→ **Objective**: Using the records below, locate all lines containing "Select" and return them.

(Dataset records)
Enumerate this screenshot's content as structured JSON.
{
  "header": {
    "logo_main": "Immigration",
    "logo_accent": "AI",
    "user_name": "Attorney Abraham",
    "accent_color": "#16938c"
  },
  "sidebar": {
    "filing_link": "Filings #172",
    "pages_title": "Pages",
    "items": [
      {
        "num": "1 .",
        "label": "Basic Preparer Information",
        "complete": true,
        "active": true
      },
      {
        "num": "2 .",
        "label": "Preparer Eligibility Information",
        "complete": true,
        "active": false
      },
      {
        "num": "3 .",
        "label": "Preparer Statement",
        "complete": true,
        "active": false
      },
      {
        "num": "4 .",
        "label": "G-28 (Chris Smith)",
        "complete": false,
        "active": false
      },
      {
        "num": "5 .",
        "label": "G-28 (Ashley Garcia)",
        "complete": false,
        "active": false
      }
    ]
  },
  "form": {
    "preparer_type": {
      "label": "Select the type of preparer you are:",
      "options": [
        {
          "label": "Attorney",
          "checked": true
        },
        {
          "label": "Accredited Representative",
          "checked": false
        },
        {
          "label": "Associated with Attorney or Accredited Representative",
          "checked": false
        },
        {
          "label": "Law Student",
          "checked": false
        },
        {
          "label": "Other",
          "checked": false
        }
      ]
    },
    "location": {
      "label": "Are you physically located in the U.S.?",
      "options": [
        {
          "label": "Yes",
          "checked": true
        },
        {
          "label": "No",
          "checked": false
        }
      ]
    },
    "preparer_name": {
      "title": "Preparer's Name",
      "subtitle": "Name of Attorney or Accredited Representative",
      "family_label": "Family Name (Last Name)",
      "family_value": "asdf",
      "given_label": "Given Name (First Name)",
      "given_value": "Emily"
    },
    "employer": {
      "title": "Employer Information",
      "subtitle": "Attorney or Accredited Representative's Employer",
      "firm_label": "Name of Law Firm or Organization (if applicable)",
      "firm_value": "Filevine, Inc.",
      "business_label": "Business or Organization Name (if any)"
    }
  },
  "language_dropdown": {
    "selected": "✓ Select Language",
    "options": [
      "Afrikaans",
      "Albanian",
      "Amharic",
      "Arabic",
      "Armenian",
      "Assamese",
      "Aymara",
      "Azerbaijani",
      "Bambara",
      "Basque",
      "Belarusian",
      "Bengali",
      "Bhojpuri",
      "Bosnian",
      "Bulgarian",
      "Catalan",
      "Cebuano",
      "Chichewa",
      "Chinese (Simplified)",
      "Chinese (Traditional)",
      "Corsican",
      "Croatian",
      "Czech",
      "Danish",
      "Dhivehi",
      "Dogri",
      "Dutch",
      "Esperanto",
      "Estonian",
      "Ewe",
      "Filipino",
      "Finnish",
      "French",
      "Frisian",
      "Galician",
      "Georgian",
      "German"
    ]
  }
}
==
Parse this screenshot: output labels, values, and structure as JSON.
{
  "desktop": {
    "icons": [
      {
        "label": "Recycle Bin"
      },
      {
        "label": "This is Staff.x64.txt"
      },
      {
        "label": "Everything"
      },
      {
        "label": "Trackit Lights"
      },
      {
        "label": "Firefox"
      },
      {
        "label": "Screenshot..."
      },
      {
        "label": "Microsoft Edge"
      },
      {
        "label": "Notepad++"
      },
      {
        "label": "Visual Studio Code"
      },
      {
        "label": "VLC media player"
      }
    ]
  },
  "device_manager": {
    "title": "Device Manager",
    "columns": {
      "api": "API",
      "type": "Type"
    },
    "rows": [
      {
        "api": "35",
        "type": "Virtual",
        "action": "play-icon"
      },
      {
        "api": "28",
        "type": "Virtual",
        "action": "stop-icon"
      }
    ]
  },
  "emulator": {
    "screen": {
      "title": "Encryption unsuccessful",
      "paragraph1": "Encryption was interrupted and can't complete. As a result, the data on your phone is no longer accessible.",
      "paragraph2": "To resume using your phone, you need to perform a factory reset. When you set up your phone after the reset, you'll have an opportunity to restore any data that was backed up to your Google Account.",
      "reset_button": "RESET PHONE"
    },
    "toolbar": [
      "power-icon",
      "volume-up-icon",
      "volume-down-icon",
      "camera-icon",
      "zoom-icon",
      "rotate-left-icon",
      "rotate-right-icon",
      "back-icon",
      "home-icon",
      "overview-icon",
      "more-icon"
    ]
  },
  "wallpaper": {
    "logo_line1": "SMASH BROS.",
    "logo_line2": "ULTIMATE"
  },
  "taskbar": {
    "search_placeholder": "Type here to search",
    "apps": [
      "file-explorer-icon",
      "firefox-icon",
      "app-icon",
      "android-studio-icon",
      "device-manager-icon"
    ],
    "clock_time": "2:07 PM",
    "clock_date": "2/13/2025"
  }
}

→ **Result for this task**:
      "label": "Select the type of preparer you are:",
    "selected": "✓ Select Language",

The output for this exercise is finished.